WHAT YOU NEED TO DO:
Go through the material below and copy all lines with "Params".

Data listing:
****

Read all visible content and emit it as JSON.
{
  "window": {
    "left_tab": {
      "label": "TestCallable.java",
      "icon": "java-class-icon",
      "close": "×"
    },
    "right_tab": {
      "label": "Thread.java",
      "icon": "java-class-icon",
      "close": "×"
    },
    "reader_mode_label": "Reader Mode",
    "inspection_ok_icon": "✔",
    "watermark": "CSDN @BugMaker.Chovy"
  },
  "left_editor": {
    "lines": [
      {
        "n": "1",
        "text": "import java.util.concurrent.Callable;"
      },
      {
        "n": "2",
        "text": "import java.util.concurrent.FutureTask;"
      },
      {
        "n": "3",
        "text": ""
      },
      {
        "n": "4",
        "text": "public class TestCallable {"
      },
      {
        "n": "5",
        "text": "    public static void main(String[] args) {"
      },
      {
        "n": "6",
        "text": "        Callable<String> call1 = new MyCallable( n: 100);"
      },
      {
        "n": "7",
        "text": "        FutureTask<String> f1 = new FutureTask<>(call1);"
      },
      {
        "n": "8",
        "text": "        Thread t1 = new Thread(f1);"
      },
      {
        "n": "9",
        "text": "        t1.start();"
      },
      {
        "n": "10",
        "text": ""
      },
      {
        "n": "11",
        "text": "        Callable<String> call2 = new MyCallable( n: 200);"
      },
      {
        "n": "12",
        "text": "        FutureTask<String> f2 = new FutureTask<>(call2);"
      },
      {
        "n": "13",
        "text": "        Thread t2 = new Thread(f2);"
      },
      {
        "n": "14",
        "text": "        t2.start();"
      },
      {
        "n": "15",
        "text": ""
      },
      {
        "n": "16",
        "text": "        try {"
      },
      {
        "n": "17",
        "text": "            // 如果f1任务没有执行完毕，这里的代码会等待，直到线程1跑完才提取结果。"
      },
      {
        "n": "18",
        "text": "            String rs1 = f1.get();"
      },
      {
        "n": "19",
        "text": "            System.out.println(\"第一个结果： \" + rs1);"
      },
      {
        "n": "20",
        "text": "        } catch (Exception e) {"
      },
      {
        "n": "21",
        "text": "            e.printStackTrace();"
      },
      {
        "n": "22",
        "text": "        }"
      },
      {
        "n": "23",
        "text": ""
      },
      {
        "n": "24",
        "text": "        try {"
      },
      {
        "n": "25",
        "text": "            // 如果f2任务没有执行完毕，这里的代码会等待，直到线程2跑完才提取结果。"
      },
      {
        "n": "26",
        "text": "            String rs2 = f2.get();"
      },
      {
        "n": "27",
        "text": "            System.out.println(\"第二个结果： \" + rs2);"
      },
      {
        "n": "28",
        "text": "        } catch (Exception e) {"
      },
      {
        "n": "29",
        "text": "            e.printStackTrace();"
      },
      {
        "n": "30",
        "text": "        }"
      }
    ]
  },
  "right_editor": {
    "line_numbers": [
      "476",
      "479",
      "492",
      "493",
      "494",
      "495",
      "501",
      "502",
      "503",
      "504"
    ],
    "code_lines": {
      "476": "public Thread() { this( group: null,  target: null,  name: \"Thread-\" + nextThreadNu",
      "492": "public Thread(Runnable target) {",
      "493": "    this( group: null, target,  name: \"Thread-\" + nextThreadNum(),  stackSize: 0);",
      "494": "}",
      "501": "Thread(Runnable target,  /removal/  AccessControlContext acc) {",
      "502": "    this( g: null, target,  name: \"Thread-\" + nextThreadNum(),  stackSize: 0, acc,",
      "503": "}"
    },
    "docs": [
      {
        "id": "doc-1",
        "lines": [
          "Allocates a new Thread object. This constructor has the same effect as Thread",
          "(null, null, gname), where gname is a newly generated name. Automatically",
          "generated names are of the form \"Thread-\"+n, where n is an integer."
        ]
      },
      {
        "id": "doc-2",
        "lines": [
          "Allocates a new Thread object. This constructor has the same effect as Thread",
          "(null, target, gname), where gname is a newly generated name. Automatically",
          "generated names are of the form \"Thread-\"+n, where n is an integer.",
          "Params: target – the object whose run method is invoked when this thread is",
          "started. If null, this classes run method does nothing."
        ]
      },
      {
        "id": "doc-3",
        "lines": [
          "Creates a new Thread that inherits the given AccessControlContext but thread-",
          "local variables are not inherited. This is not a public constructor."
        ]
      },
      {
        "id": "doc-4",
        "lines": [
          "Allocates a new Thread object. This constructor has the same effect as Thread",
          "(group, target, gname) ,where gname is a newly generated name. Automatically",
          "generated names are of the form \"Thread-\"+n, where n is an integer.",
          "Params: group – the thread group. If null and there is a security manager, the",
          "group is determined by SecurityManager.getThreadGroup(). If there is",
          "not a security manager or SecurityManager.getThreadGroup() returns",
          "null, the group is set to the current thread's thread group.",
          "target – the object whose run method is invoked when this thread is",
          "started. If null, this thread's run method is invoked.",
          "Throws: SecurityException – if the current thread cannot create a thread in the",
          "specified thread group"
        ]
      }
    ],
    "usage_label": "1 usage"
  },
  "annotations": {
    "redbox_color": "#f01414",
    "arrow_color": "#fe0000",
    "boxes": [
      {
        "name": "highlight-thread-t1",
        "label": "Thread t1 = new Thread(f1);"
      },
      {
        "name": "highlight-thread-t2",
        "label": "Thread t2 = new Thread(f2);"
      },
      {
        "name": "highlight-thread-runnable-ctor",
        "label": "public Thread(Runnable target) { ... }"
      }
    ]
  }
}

****

CORRECT OUTPUT:
          "Params: target – the object whose run method is invoked when this thread is",
          "Params: group – the thread group. If null and there is a security manager, the",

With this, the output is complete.